***** EXCERPTED DATA *****

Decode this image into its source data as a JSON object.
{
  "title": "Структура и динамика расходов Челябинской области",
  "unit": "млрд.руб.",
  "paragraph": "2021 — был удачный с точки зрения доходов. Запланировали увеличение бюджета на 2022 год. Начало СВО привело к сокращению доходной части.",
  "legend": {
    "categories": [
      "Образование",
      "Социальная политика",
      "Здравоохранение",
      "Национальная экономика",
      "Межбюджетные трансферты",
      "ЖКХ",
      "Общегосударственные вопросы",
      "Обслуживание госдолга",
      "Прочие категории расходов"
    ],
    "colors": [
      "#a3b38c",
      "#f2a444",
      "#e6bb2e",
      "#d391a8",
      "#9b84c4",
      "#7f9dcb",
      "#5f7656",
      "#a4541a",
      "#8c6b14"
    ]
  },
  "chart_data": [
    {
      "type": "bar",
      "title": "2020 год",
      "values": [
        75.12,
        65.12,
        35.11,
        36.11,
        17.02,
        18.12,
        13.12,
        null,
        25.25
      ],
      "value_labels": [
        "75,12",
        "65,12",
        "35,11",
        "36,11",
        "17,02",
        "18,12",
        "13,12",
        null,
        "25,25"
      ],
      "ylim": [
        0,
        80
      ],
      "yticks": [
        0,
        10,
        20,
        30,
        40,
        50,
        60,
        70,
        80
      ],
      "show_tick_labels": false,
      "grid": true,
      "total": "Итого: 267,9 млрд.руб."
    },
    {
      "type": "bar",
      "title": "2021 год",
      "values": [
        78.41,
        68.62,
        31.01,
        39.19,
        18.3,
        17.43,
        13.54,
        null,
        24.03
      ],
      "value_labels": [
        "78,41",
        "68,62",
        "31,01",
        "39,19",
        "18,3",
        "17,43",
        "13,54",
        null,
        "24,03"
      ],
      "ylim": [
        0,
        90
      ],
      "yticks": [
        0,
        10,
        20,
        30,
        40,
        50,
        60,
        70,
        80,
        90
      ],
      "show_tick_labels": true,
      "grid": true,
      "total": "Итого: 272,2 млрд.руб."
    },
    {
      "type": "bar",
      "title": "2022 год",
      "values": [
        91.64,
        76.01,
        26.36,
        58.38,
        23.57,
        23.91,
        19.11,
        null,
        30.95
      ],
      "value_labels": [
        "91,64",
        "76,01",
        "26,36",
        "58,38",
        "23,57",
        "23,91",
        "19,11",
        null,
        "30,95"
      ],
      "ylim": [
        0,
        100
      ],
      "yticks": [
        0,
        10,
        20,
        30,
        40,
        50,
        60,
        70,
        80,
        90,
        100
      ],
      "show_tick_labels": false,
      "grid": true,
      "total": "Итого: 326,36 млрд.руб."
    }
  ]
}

*****

→ TASK INSTRUCTIONS
Please give back all of the records exactly as written.

→ EXPECTED ANSWER
Decode this image into its source data as a JSON object.
{
  "title": "Структура и динамика расходов Челябинской области",
  "unit": "млрд.руб.",
  "paragraph": "2021 — был удачный с точки зрения доходов. Запланировали увеличение бюджета на 2022 год. Начало СВО привело к сокращению доходной части.",
  "legend": {
    "categories": [
      "Образование",
      "Социальная политика",
      "Здравоохранение",
      "Национальная экономика",
      "Межбюджетные трансферты",
      "ЖКХ",
      "Общегосударственные вопросы",
      "Обслуживание госдолга",
      "Прочие категории расходов"
    ],
    "colors": [
      "#a3b38c",
      "#f2a444",
      "#e6bb2e",
      "#d391a8",
      "#9b84c4",
      "#7f9dcb",
      "#5f7656",
      "#a4541a",
      "#8c6b14"
    ]
  },
  "chart_data": [
    {
      "type": "bar",
      "title": "2020 год",
      "values": [
        75.12,
        65.12,
        35.11,
        36.11,
        17.02,
        18.12,
        13.12,
        null,
        25.25
      ],
      "value_labels": [
        "75,12",
        "65,12",
        "35,11",
        "36,11",
        "17,02",
        "18,12",
        "13,12",
        null,
        "25,25"
      ],
      "ylim": [
        0,
        80
      ],
      "yticks": [
        0,
        10,
        20,
        30,
        40,
        50,
        60,
        70,
        80
      ],
      "show_tick_labels": false,
      "grid": true,
      "total": "Итого: 267,9 млрд.руб."
    },
    {
      "type": "bar",
      "title": "2021 год",
      "values": [
        78.41,
        68.62,
        31.01,
        39.19,
        18.3,
        17.43,
        13.54,
        null,
        24.03
      ],
      "value_labels": [
        "78,41",
        "68,62",
        "31,01",
        "39,19",
        "18,3",
        "17,43",
        "13,54",
        null,
        "24,03"
      ],
      "ylim": [
        0,
        90
      ],
      "yticks": [
        0,
        10,
        20,
        30,
        40,
        50,
        60,
        70,
        80,
        90
      ],
      "show_tick_labels": true,
      "grid": true,
      "total": "Итого: 272,2 млрд.руб."
    },
    {
      "type": "bar",
      "title": "2022 год",
      "values": [
        91.64,
        76.01,
        26.36,
        58.38,
        23.57,
        23.91,
        19.11,
        null,
        30.95
      ],
      "value_labels": [
        "91,64",
        "76,01",
        "26,36",
        "58,38",
        "23,57",
        "23,91",
        "19,11",
        null,
        "30,95"
      ],
      "ylim": [
        0,
        100
      ],
      "yticks": [
        0,
        10,
        20,
        30,
        40,
        50,
        60,
        70,
        80,
        90,
        100
      ],
      "show_tick_labels": false,
      "grid": true,
      "total": "Итого: 326,36 млрд.руб."
    }
  ]
}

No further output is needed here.